Opdracht a
Kun je uit de uitspraak letterlijk citeren, beginnend bij "1. De stelling" en eindigend bij "herkomst problemen vreest."?

Uitspraak
RECHTBANK DEN HAAG
[verzoeker] ,
de staatssecretaris van Veiligheid en Justitie, verweerder,
Procesverloop
Overwegingen
Voorliggende aanvraag heeft verzoeker ingediend op 24 juni 2015.
1. De stelling dat verzoeker homoseksueel is, dat hij hierdoor problemen heeft ondervonden en dat hij ten gevolge van zijn homoseksualiteit bij terugkeer naar zijn land van herkomst vreest voor vervolging;
2. De stelling dat hij tot de islam is bekeerd en ten gevolge hiervan bij terugkeer naar zijn land van herkomst problemen vreest.

Opdracht b
Kun je uit de records de regels ongewijzigd afdrukken, beginnend bij de regel met "setting-row-touch-cursor: Touch Cursor" en eindigend bij de regel met "List all visible"?

Vermeldingen met begrenzingskaders

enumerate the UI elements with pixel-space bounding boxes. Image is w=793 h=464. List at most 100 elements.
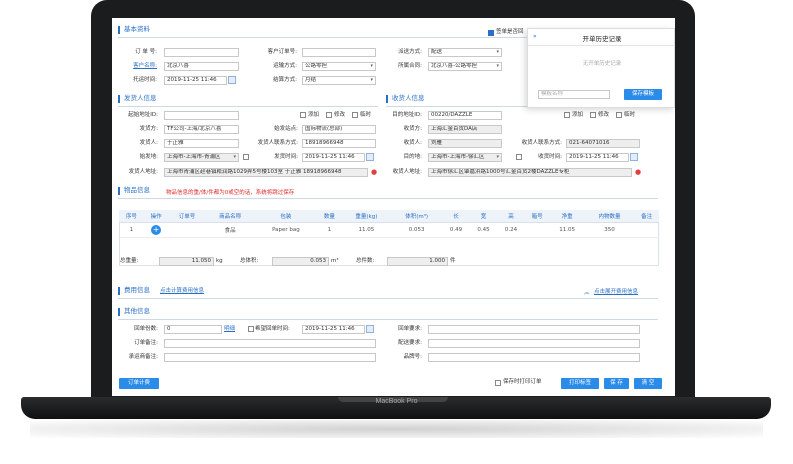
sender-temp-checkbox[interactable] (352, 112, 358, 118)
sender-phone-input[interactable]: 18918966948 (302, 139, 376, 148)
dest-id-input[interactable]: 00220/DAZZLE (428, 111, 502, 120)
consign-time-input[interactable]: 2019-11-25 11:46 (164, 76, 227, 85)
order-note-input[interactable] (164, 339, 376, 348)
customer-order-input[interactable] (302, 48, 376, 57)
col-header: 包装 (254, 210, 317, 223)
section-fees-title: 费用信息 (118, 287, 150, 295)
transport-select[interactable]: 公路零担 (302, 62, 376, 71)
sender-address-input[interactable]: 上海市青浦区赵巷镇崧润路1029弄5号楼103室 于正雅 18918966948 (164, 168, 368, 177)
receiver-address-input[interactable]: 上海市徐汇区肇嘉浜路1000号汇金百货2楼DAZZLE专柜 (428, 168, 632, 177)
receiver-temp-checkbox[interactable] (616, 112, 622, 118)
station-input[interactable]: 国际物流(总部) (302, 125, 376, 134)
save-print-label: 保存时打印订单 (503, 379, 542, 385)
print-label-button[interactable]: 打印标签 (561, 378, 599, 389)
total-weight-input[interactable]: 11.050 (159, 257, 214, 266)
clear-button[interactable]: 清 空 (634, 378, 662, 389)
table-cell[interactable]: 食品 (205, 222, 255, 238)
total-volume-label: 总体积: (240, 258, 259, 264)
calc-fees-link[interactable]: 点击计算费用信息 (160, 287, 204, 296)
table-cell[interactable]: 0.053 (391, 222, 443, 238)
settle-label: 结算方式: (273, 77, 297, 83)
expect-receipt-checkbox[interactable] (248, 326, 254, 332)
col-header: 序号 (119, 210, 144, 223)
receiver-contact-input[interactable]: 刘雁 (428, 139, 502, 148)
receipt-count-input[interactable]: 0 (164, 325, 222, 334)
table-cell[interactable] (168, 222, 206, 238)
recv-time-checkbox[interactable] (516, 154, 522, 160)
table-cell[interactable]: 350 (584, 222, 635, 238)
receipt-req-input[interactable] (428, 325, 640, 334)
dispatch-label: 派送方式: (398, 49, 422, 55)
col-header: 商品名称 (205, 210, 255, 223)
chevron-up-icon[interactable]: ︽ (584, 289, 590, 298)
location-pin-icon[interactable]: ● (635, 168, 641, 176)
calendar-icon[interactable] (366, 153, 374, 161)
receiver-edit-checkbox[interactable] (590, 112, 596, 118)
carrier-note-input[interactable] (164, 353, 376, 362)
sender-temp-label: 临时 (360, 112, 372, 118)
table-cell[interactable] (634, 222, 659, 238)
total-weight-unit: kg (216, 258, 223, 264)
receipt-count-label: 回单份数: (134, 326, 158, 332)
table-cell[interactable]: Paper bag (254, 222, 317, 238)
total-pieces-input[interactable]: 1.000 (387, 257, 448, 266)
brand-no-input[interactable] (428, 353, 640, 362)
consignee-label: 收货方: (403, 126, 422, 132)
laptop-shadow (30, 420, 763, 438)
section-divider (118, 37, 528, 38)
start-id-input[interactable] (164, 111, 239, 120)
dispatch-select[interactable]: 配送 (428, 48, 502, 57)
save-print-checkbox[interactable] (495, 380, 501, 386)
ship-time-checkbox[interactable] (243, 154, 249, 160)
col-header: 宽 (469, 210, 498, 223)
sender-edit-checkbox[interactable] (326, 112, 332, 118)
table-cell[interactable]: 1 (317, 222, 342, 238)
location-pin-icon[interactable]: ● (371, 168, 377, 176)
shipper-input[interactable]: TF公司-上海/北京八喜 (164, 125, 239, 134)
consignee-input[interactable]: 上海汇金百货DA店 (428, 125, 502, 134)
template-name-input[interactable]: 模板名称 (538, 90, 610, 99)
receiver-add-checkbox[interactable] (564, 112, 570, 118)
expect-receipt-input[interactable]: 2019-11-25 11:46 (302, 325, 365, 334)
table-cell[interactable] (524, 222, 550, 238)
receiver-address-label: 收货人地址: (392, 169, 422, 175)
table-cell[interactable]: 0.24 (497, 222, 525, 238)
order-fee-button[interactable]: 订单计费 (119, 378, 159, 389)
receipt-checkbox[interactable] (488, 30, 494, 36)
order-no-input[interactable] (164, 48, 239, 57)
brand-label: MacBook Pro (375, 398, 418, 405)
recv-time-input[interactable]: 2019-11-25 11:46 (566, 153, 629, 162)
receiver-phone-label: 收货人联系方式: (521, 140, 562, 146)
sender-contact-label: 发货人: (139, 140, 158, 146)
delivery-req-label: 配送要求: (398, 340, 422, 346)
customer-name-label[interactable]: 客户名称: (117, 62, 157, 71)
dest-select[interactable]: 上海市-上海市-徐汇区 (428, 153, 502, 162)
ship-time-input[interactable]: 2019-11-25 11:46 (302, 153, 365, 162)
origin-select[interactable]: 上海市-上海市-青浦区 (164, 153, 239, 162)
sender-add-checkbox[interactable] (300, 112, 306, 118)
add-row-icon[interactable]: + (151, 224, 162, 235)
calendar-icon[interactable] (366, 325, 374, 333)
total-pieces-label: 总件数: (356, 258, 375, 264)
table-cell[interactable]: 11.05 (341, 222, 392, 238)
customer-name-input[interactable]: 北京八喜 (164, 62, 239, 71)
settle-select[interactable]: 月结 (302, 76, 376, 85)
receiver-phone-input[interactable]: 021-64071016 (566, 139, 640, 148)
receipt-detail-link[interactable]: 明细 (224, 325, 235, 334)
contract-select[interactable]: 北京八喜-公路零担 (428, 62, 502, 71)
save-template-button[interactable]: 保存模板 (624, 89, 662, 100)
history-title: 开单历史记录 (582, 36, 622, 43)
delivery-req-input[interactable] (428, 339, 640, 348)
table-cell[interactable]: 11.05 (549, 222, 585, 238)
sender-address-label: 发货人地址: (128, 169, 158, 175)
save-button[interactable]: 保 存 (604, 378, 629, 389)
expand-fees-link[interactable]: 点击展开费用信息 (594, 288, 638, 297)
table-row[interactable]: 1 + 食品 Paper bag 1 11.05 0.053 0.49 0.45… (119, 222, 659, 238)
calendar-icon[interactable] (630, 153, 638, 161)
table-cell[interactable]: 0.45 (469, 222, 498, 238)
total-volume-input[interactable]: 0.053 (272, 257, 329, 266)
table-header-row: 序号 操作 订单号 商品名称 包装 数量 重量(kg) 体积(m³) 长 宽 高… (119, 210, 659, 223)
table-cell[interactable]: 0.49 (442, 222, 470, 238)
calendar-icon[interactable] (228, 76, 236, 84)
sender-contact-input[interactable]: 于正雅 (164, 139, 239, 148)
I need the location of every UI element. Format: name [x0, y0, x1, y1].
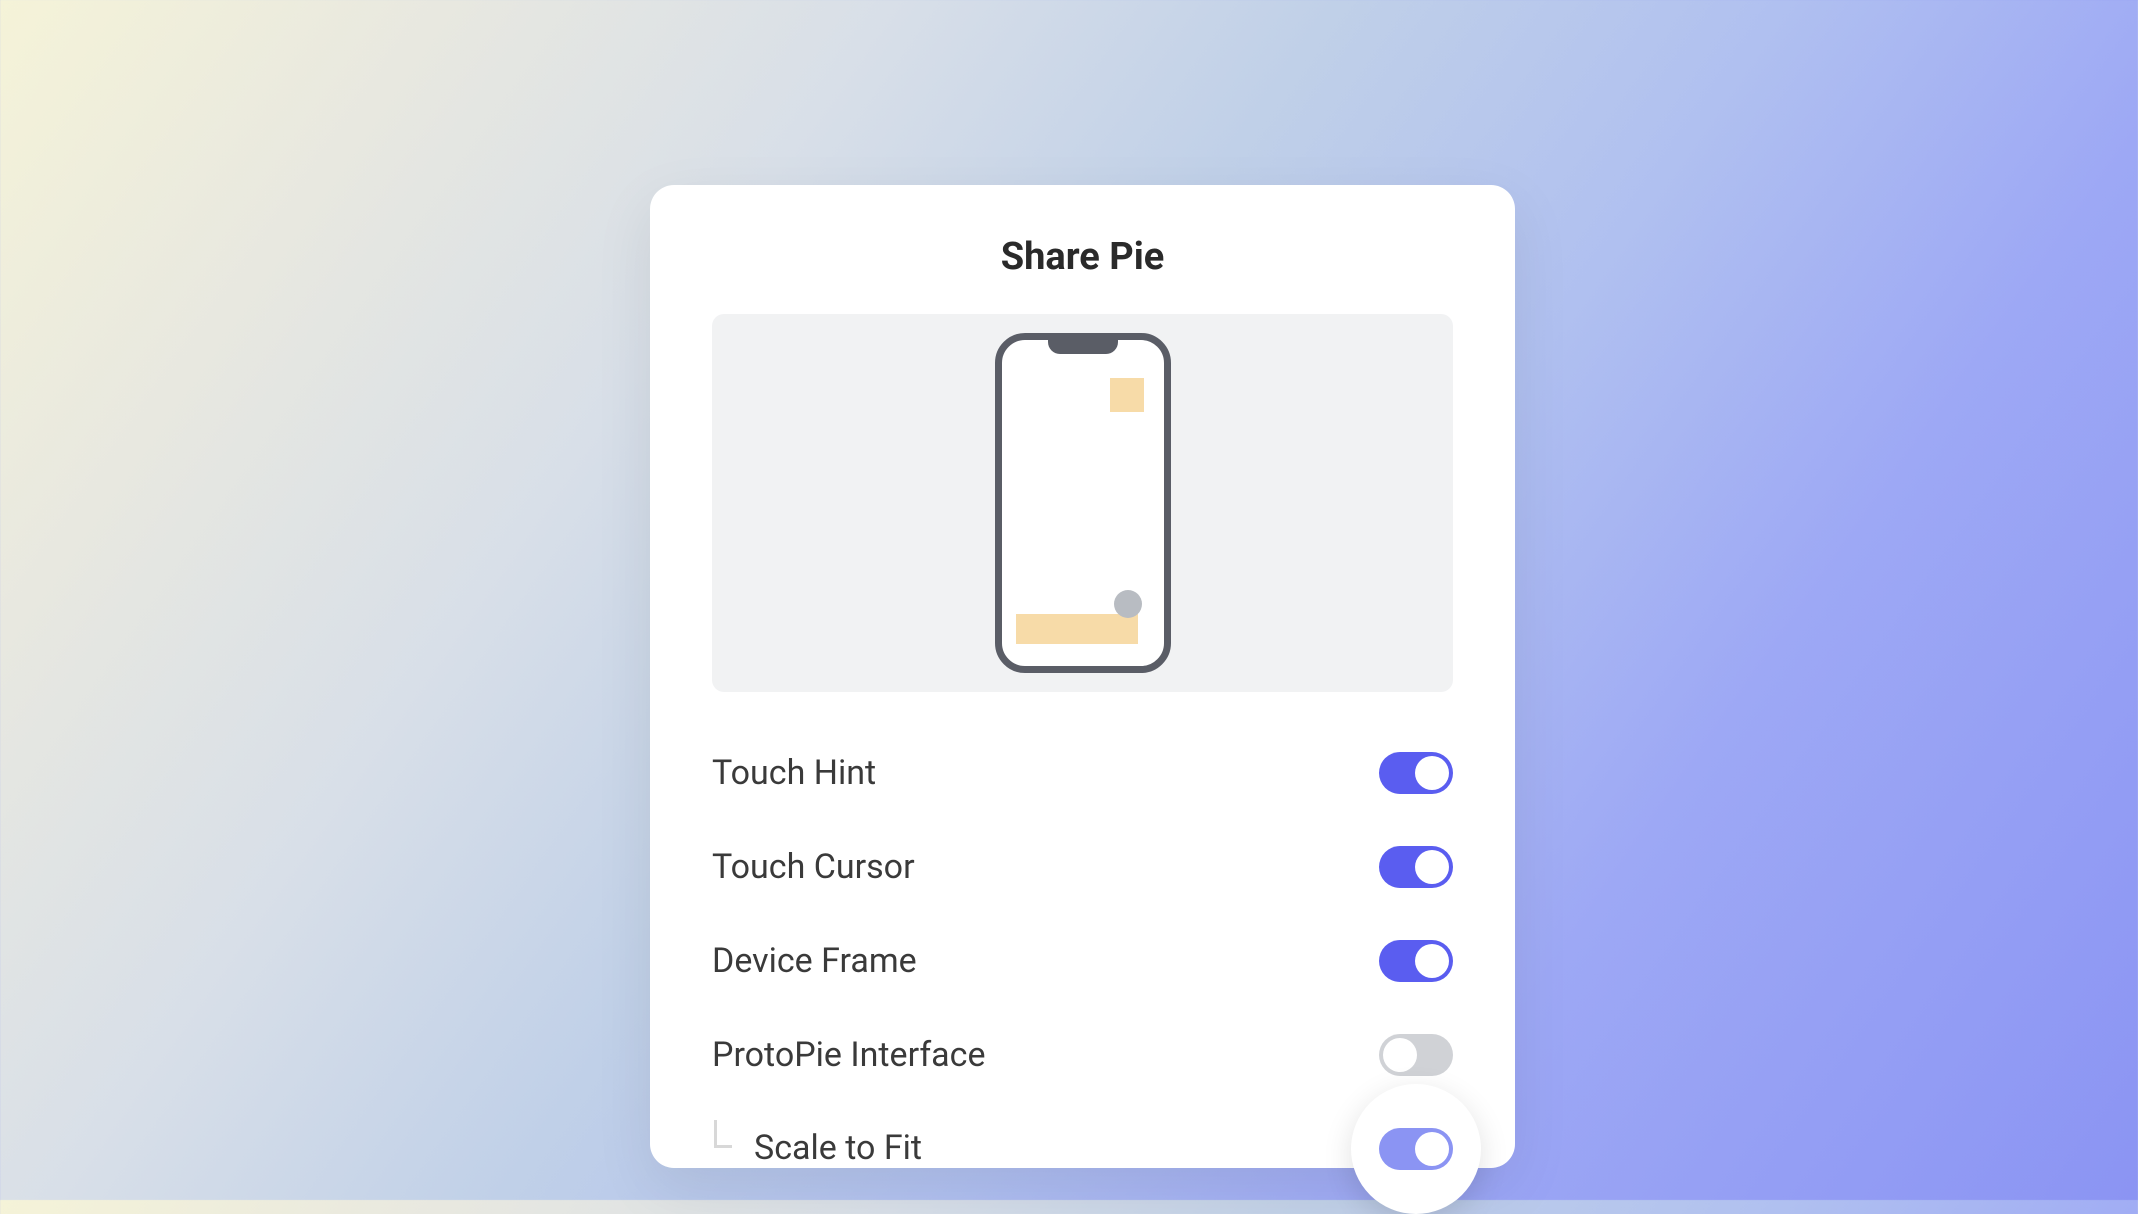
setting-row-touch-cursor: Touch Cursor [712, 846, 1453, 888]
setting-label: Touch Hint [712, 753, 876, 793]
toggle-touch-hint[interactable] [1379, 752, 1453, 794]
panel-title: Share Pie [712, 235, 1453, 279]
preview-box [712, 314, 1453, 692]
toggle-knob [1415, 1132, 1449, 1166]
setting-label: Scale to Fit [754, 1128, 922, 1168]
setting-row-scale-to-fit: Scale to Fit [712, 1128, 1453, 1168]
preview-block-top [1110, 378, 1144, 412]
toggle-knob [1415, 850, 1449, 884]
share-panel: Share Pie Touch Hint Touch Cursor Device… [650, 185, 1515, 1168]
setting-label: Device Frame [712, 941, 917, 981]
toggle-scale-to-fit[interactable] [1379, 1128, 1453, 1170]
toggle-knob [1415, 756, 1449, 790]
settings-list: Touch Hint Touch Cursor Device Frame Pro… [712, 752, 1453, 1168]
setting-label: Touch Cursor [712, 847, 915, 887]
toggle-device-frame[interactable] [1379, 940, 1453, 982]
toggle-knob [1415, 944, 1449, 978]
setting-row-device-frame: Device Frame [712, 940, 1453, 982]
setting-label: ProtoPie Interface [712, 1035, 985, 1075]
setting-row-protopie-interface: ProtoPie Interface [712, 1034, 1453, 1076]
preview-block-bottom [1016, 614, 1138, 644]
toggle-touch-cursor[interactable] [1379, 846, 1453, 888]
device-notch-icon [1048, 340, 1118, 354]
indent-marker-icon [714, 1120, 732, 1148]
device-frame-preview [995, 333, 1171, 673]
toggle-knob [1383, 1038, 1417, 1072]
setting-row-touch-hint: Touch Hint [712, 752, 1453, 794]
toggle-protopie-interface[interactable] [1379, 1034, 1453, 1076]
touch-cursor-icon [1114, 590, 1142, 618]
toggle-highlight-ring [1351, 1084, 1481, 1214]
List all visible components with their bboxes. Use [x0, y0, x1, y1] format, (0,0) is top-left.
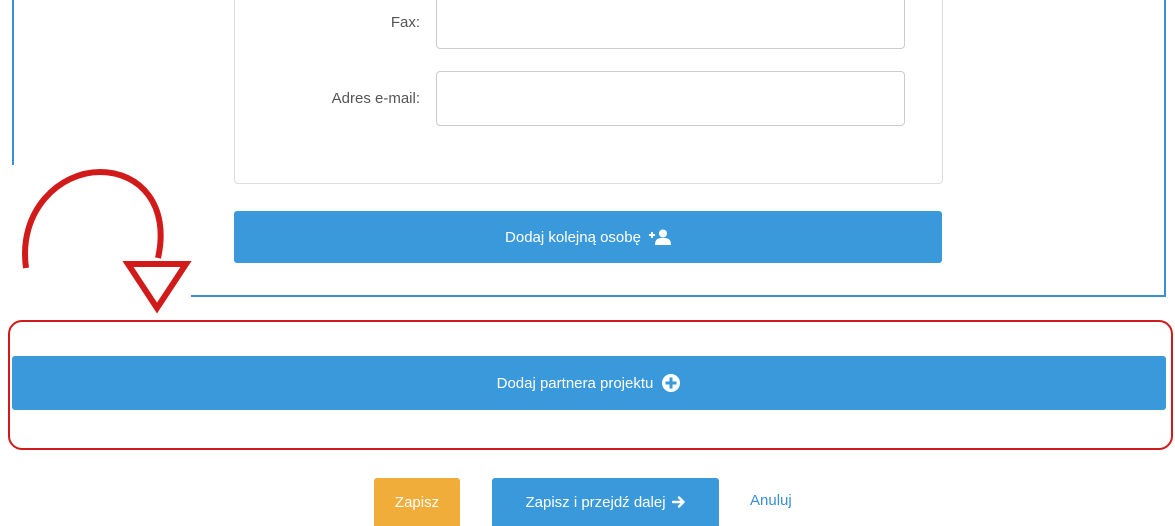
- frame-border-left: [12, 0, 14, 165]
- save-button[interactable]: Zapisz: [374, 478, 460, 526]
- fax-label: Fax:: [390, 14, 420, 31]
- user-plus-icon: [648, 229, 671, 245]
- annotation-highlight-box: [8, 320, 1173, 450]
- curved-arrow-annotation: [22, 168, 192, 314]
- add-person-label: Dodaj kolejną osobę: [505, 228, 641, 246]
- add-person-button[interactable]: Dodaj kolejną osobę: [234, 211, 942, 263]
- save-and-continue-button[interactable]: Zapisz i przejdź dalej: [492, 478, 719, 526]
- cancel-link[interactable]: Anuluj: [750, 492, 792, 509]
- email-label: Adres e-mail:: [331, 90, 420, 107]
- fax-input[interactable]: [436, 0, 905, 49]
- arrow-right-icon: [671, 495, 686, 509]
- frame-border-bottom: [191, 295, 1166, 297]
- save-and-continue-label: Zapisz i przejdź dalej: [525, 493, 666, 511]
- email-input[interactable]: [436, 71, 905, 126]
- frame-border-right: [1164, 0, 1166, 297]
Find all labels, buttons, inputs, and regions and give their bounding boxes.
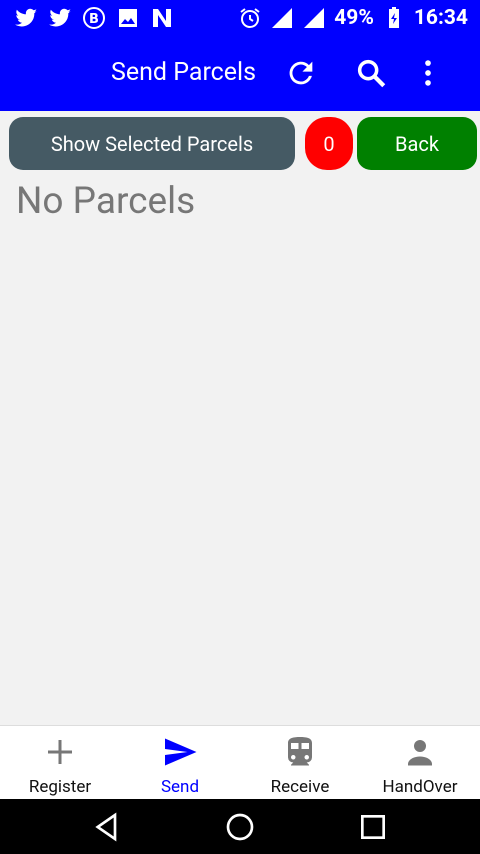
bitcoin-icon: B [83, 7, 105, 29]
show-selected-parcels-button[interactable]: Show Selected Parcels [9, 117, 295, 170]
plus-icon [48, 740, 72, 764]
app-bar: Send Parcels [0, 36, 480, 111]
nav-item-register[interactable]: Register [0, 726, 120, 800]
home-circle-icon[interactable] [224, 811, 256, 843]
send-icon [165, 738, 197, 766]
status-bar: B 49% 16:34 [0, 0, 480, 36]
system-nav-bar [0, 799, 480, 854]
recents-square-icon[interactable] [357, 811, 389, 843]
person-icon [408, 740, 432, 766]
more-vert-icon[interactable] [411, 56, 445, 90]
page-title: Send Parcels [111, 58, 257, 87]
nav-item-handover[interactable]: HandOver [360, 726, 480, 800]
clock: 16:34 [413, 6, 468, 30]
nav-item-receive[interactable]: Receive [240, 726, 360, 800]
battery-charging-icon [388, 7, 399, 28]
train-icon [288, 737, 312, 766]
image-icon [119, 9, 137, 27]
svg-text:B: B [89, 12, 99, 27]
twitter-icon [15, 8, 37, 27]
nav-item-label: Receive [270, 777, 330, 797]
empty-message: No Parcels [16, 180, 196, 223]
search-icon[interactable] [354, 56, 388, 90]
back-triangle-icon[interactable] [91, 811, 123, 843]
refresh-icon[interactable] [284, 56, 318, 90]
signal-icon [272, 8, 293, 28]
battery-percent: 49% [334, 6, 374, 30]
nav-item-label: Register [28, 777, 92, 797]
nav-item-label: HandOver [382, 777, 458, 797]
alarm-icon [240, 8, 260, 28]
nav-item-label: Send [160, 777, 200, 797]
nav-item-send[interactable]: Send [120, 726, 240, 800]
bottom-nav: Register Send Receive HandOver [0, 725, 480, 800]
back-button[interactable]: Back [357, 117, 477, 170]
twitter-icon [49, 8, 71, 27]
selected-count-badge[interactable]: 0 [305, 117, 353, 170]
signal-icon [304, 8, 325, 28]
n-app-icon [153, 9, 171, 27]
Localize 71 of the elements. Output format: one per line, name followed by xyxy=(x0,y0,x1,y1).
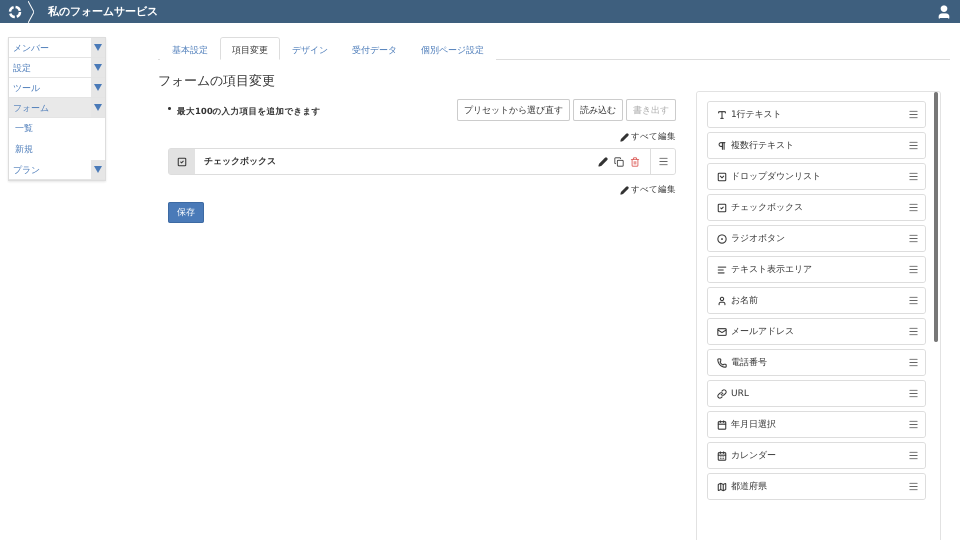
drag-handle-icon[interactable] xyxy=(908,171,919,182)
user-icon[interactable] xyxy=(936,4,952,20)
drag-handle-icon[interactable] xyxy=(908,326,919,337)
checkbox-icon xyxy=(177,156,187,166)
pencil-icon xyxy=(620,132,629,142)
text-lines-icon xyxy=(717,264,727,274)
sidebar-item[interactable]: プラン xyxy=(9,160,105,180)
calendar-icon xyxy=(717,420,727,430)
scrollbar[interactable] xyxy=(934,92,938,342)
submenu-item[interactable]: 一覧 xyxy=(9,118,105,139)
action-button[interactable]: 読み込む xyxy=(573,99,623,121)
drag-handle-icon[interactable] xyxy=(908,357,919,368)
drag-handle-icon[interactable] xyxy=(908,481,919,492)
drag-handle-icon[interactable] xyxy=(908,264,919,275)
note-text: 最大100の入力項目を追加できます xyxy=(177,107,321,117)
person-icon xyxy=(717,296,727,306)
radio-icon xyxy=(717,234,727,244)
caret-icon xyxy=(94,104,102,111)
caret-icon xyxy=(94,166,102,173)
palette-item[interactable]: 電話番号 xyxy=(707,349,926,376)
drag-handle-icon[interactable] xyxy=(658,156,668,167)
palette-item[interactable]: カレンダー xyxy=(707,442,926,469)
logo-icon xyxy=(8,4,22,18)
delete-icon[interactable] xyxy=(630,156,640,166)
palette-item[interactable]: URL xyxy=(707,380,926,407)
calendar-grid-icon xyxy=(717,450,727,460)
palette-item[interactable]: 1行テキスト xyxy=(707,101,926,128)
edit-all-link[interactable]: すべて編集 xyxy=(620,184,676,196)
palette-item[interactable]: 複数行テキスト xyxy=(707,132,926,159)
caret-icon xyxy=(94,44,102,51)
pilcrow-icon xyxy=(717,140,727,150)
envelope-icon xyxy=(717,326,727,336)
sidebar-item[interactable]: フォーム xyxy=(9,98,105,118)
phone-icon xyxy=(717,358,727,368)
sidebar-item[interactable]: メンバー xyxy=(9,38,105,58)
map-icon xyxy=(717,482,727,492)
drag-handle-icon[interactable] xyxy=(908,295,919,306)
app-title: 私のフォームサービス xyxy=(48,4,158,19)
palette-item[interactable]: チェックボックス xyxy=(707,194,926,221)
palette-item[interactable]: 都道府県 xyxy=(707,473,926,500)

Juiste uitvoer a
1. De stelling dat verzoeker homoseksueel is, dat hij hierdoor problemen heeft ondervonden en dat hij ten gevolge van zijn homoseksualiteit bij terugkeer naar zijn land van herkomst vreest voor vervolging;
2. De stelling dat hij tot de islam is bekeerd en ten gevolge hiervan bij terugkeer naar zijn land van herkomst problemen vreest.

Juiste uitvoer b
setting-row-touch-cursor: Touch Cursor [712, 846, 1453, 888]
setting-label: Touch Hint [712, 753, 876, 793]
toggle-touch-hint[interactable] [1379, 752, 1453, 794]
panel-title: Share Pie [712, 235, 1453, 279]
preview-box [712, 314, 1453, 692]
toggle-knob [1415, 1132, 1449, 1166]
setting-label: Scale to Fit [754, 1128, 922, 1168]
setting-row-scale-to-fit: Scale to Fit [712, 1128, 1453, 1168]
preview-block-top [1110, 378, 1144, 412]
toggle-knob [1415, 850, 1449, 884]
share-panel: Share Pie Touch Hint Touch Cursor Device… [650, 185, 1515, 1168]
setting-label: Device Frame [712, 941, 917, 981]
toggle-scale-to-fit[interactable] [1379, 1128, 1453, 1170]
toggle-knob [1415, 756, 1449, 790]
settings-list: Touch Hint Touch Cursor Device Frame Pro… [712, 752, 1453, 1168]
setting-label: Touch Cursor [712, 847, 915, 887]
toggle-device-frame[interactable] [1379, 940, 1453, 982]
toggle-knob [1415, 944, 1449, 978]
setting-row-device-frame: Device Frame [712, 940, 1453, 982]
setting-label: ProtoPie Interface [712, 1035, 985, 1075]
setting-row-protopie-interface: ProtoPie Interface [712, 1034, 1453, 1076]
preview-block-bottom [1016, 614, 1138, 644]
toggle-touch-cursor[interactable] [1379, 846, 1453, 888]
device-notch-icon [1048, 340, 1118, 354]
indent-marker-icon [714, 1120, 732, 1148]
device-frame-preview [995, 333, 1171, 673]
toggle-knob [1383, 1038, 1417, 1072]
setting-row-touch-hint: Touch Hint [712, 752, 1453, 794]
toggle-protopie-interface[interactable] [1379, 1034, 1453, 1076]
touch-cursor-icon [1114, 590, 1142, 618]
toggle-highlight-ring [1351, 1084, 1481, 1214]
List all visible components with their bboxes. Use [x0, y0, x1, y1] format, (0,0) is top-left.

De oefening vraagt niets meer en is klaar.